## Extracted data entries

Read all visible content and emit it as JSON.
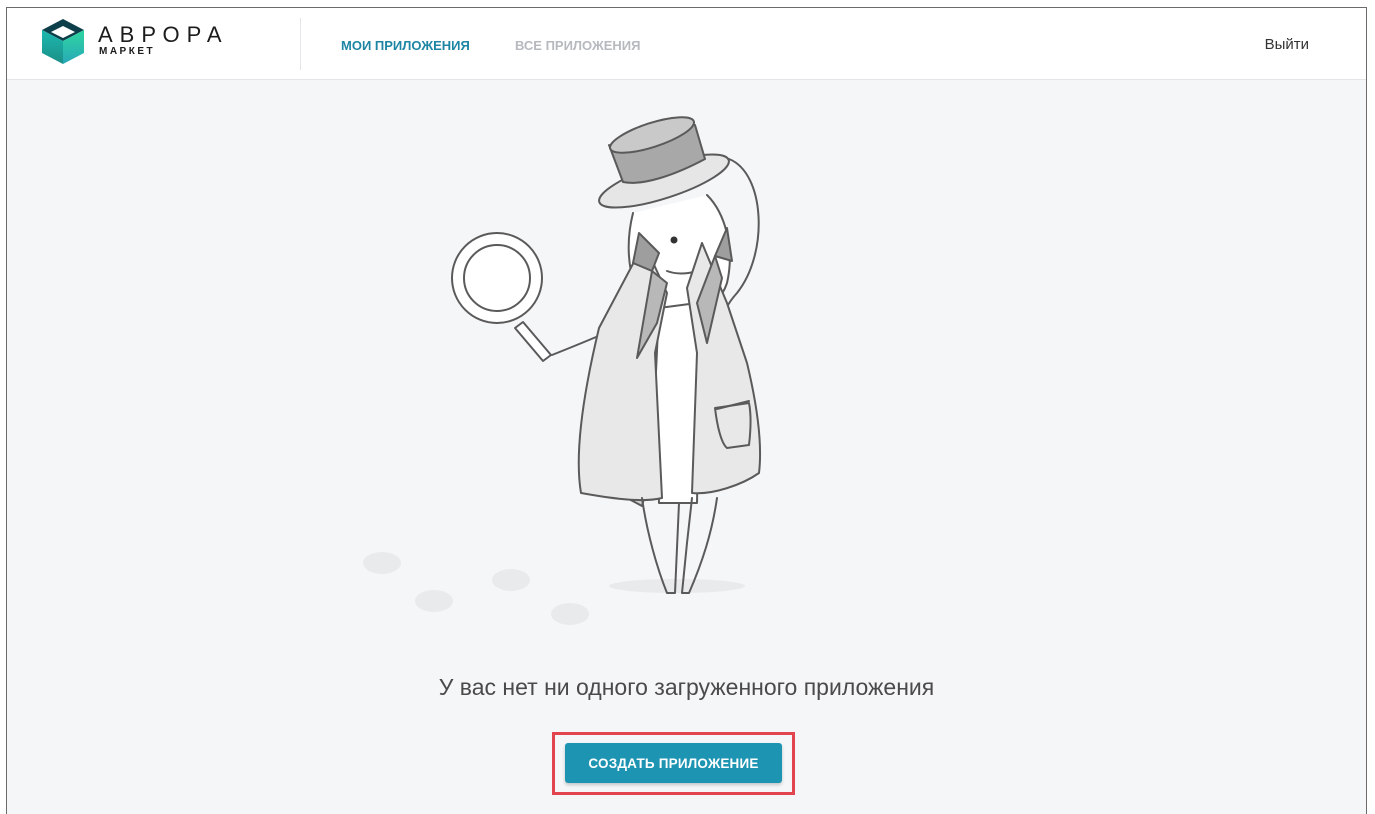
{
  "header": {
    "brand_title": "АВРОРА",
    "brand_subtitle": "МАРКЕТ",
    "logo_icon": "cube-logo-icon",
    "accent_color": "#1e86a4",
    "nav_tabs": [
      {
        "label": "МОИ ПРИЛОЖЕНИЯ",
        "active": true
      },
      {
        "label": "ВСЕ ПРИЛОЖЕНИЯ",
        "active": false
      }
    ],
    "logout_label": "Выйти"
  },
  "main": {
    "illustration": "detective-illustration",
    "empty_message": "У вас нет ни одного загруженного приложения",
    "create_button_label": "СОЗДАТЬ ПРИЛОЖЕНИЕ",
    "button_color": "#1e94b3",
    "highlight_color": "#e2454d"
  }
}
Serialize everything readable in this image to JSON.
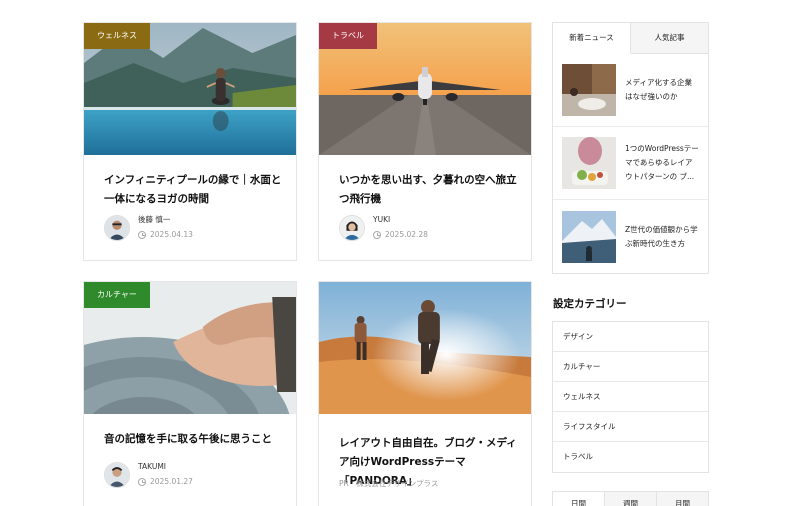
{
  "articles": [
    {
      "category": "ウェルネス",
      "category_color": "#8a6a12",
      "title": "インフィニティプールの縁で｜水面と一体になるヨガの時間",
      "author": "後藤 慎一",
      "date": "2025.04.13"
    },
    {
      "category": "トラベル",
      "category_color": "#a63a44",
      "title": "いつかを思い出す、夕暮れの空へ旅立つ飛行機",
      "author": "YUKI",
      "date": "2025.02.28"
    },
    {
      "category": "カルチャー",
      "category_color": "#2e8a2a",
      "title": "音の記憶を手に取る午後に思うこと",
      "author": "TAKUMI",
      "date": "2025.01.27"
    },
    {
      "title": "レイアウト自由自在。ブログ・メディア向けWordPressテーマ「PANDORA」",
      "pr_label": "PR　株式会社デザインプラス"
    }
  ],
  "sidebar": {
    "tabs": [
      "新着ニュース",
      "人気記事"
    ],
    "news": [
      {
        "title": "メディア化する企業はなぜ強いのか"
      },
      {
        "title": "1つのWordPressテーマであらゆるレイアウトパターンの ブ..."
      },
      {
        "title": "Z世代の価値観から学ぶ新時代の生き方"
      }
    ],
    "category_heading": "設定カテゴリー",
    "categories": [
      "デザイン",
      "カルチャー",
      "ウェルネス",
      "ライフスタイル",
      "トラベル"
    ],
    "ranking_tabs": [
      "日間",
      "週間",
      "月間"
    ]
  }
}
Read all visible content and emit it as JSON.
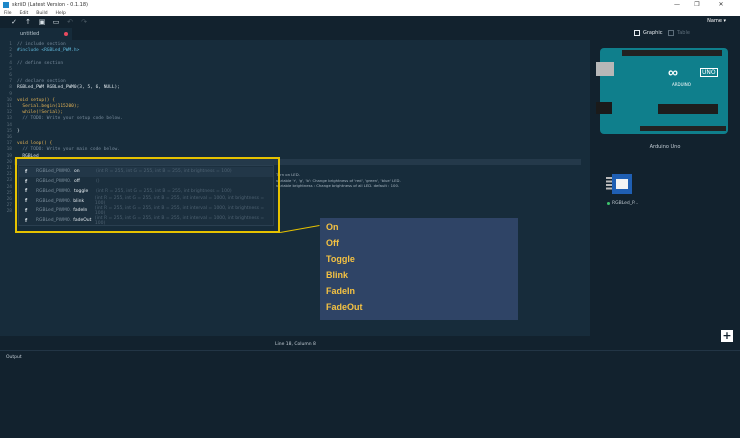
{
  "window": {
    "title": "skriiD (Latest Version - 0.1.18)",
    "controls": [
      "—",
      "❐",
      "✕"
    ]
  },
  "menu": [
    "File",
    "Edit",
    "Build",
    "Help"
  ],
  "toolbar": {
    "icons": [
      "check-icon",
      "upload-icon",
      "save-icon",
      "folder-icon",
      "undo-icon",
      "redo-icon"
    ],
    "name_dropdown": "Name ▾"
  },
  "editor": {
    "tab_label": "untitled",
    "line_numbers": [
      "1",
      "2",
      "3",
      "4",
      "5",
      "6",
      "7",
      "8",
      "9",
      "10",
      "11",
      "12",
      "13",
      "14",
      "15",
      "16",
      "17",
      "18",
      "19",
      "20",
      "21",
      "22",
      "23",
      "24",
      "25",
      "26",
      "27",
      "28"
    ],
    "code_lines": [
      {
        "n": 1,
        "text": "// include section",
        "cls": "c-com"
      },
      {
        "n": 2,
        "text": "#include <RGBLed_PWM.h>",
        "cls": "c-pre"
      },
      {
        "n": 4,
        "text": "// define section",
        "cls": "c-com"
      },
      {
        "n": 7,
        "text": "// declare section",
        "cls": "c-com"
      },
      {
        "n": 8,
        "text": "RGBLed_PWM RGBLed_PWM0(3, 5, 6, NULL);",
        "cls": "c-txt"
      },
      {
        "n": 10,
        "text": "void setup() {",
        "cls": "c-kw"
      },
      {
        "n": 11,
        "text": "  Serial.begin(115200);",
        "cls": "c-fn"
      },
      {
        "n": 12,
        "text": "  while(!Serial);",
        "cls": "c-fn"
      },
      {
        "n": 13,
        "text": "  // TODO: Write your setup code below.",
        "cls": "c-com"
      },
      {
        "n": 15,
        "text": "}",
        "cls": "c-txt"
      },
      {
        "n": 17,
        "text": "void loop() {",
        "cls": "c-kw"
      },
      {
        "n": 18,
        "text": "  // TODO: Write your main code below.",
        "cls": "c-com"
      },
      {
        "n": 19,
        "text": "  RGBLed",
        "cls": "c-txt"
      }
    ]
  },
  "autocomplete": {
    "items": [
      {
        "class": "RGBLed_PWM0.",
        "method": "on",
        "signature": "(int R = 255, int G = 255, int B = 255, int brightness = 100)"
      },
      {
        "class": "RGBLed_PWM0.",
        "method": "off",
        "signature": "()"
      },
      {
        "class": "RGBLed_PWM0.",
        "method": "toggle",
        "signature": "(int R = 255, int G = 255, int B = 255, int brightness = 100)"
      },
      {
        "class": "RGBLed_PWM0.",
        "method": "blink",
        "signature": "(int R = 255, int G = 255, int B = 255, int interval = 1000, int brightness = 100)"
      },
      {
        "class": "RGBLed_PWM0.",
        "method": "fadeIn",
        "signature": "(int R = 255, int G = 255, int B = 255, int interval = 1000, int brightness = 100)"
      },
      {
        "class": "RGBLed_PWM0.",
        "method": "fadeOut",
        "signature": "(int R = 255, int G = 255, int B = 255, int interval = 1000, int brightness = 100)"
      }
    ],
    "hint_lines": [
      "Turn on LED.",
      "variable 'r', 'g', 'b': Change brightness of 'red', 'green', 'blue' LED.",
      "variable brightness : Change brightness of all LED. default : 100."
    ]
  },
  "callout": {
    "items": [
      "On",
      "Off",
      "Toggle",
      "Blink",
      "FadeIn",
      "FadeOut"
    ],
    "color": "#f5c242",
    "background": "#2f4466",
    "frame_color": "#e6c200"
  },
  "status": {
    "cursor": "Line 18, Column 8"
  },
  "output": {
    "label": "Output"
  },
  "side": {
    "tabs": [
      "Graphic",
      "Table"
    ],
    "board_logo": "∞",
    "board_uno": "UNO",
    "board_brand": "ARDUINO",
    "board_name": "Arduino Uno",
    "module_name": "RGBLed_P...",
    "add_label": "+"
  }
}
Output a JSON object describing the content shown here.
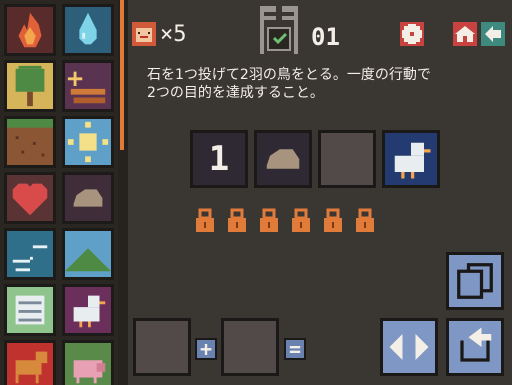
{
  "header": {
    "lives_symbol": "×5",
    "level_number": "01"
  },
  "instruction": {
    "text": "石を1つ投げて2羽の鳥をとる。一度の行動で\n2つの目的を達成すること。"
  },
  "sequence": {
    "slot1": "1"
  },
  "bottom": {
    "plus": "+",
    "equals": "="
  },
  "colors": {
    "accent_orange": "#e07b39",
    "home_red": "#c8423f",
    "back_teal": "#3f8a7e",
    "blue_panel": "#7f97c4"
  },
  "palette_icons": [
    "fire-icon",
    "water-icon",
    "tree-icon",
    "wood-icon",
    "earth-icon",
    "sun-icon",
    "heart-icon",
    "stone-icon",
    "wind-icon",
    "mountain-icon",
    "scroll-icon",
    "bird-icon",
    "dog-icon",
    "pig-icon"
  ]
}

## Problem details
In the entries above, some lines may contain the string "section"; report how many, without additional comment.

## Complete output
3